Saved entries
====
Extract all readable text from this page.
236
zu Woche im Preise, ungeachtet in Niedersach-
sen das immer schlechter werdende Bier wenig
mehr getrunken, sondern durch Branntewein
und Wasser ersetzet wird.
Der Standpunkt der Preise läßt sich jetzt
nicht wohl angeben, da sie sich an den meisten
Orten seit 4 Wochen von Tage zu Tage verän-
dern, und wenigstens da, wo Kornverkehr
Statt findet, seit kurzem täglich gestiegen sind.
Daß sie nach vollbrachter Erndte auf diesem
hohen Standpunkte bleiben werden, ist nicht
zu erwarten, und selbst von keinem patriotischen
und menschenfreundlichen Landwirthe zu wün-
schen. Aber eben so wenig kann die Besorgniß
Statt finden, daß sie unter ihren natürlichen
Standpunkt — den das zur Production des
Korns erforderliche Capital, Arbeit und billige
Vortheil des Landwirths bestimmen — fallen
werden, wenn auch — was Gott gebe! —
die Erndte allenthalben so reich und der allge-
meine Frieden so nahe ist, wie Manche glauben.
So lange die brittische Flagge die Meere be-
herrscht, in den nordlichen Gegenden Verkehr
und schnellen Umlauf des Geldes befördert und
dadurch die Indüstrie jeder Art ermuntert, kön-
====
Stated task:
Return the entries in full, keeping every line exactly as it is.

Answer to this exercise:
Extract all readable text from this page.
236
zu Woche im Preise, ungeachtet in Niedersach-
sen das immer schlechter werdende Bier wenig
mehr getrunken, sondern durch Branntewein
und Wasser ersetzet wird.
Der Standpunkt der Preise läßt sich jetzt
nicht wohl angeben, da sie sich an den meisten
Orten seit 4 Wochen von Tage zu Tage verän-
dern, und wenigstens da, wo Kornverkehr
Statt findet, seit kurzem täglich gestiegen sind.
Daß sie nach vollbrachter Erndte auf diesem
hohen Standpunkte bleiben werden, ist nicht
zu erwarten, und selbst von keinem patriotischen
und menschenfreundlichen Landwirthe zu wün-
schen. Aber eben so wenig kann die Besorgniß
Statt finden, daß sie unter ihren natürlichen
Standpunkt — den das zur Production des
Korns erforderliche Capital, Arbeit und billige
Vortheil des Landwirths bestimmen — fallen
werden, wenn auch — was Gott gebe! —
die Erndte allenthalben so reich und der allge-
meine Frieden so nahe ist, wie Manche glauben.
So lange die brittische Flagge die Meere be-
herrscht, in den nordlichen Gegenden Verkehr
und schnellen Umlauf des Geldes befördert und
dadurch die Indüstrie jeder Art ermuntert, kön-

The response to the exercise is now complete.